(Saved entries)
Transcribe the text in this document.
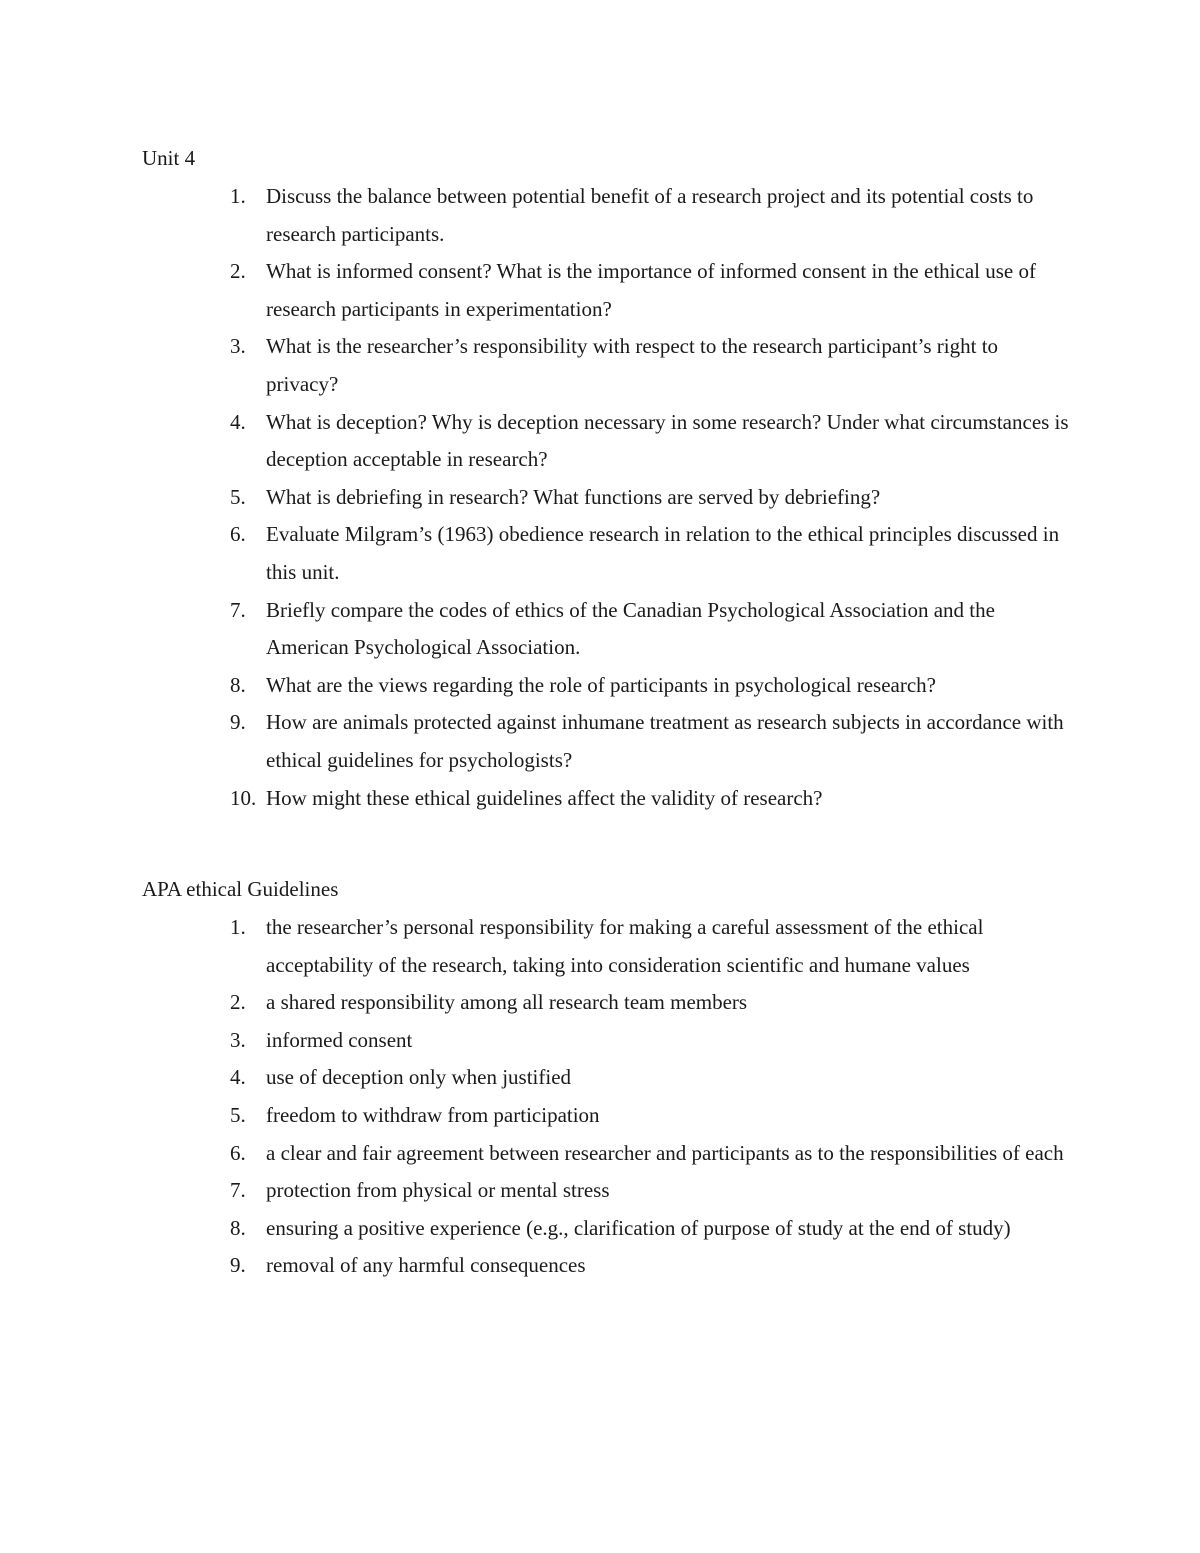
Unit 4
1. Discuss the balance between potential benefit of a research project and its potential costs to research participants.
2. What is informed consent? What is the importance of informed consent in the ethical use of research participants in experimentation?
3. What is the researcher’s responsibility with respect to the research participant’s right to privacy?
4. What is deception? Why is deception necessary in some research? Under what circumstances is deception acceptable in research?
5. What is debriefing in research? What functions are served by debriefing?
6. Evaluate Milgram’s (1963) obedience research in relation to the ethical principles discussed in this unit.
7. Briefly compare the codes of ethics of the Canadian Psychological Association and the American Psychological Association.
8. What are the views regarding the role of participants in psychological research?
9. How are animals protected against inhumane treatment as research subjects in accordance with ethical guidelines for psychologists?
10. How might these ethical guidelines affect the validity of research?
APA ethical Guidelines
1. the researcher’s personal responsibility for making a careful assessment of the ethical acceptability of the research, taking into consideration scientific and humane values
2. a shared responsibility among all research team members
3. informed consent
4. use of deception only when justified
5. freedom to withdraw from participation
6. a clear and fair agreement between researcher and participants as to the responsibilities of each
7. protection from physical or mental stress
8. ensuring a positive experience (e.g., clarification of purpose of study at the end of study)
9. removal of any harmful consequences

_Work instructions_
Find the lines above that include the string "informed" and copy them.

_Final result_
2. What is informed consent? What is the importance of informed consent in the ethical use of research participants in experimentation?
3. informed consent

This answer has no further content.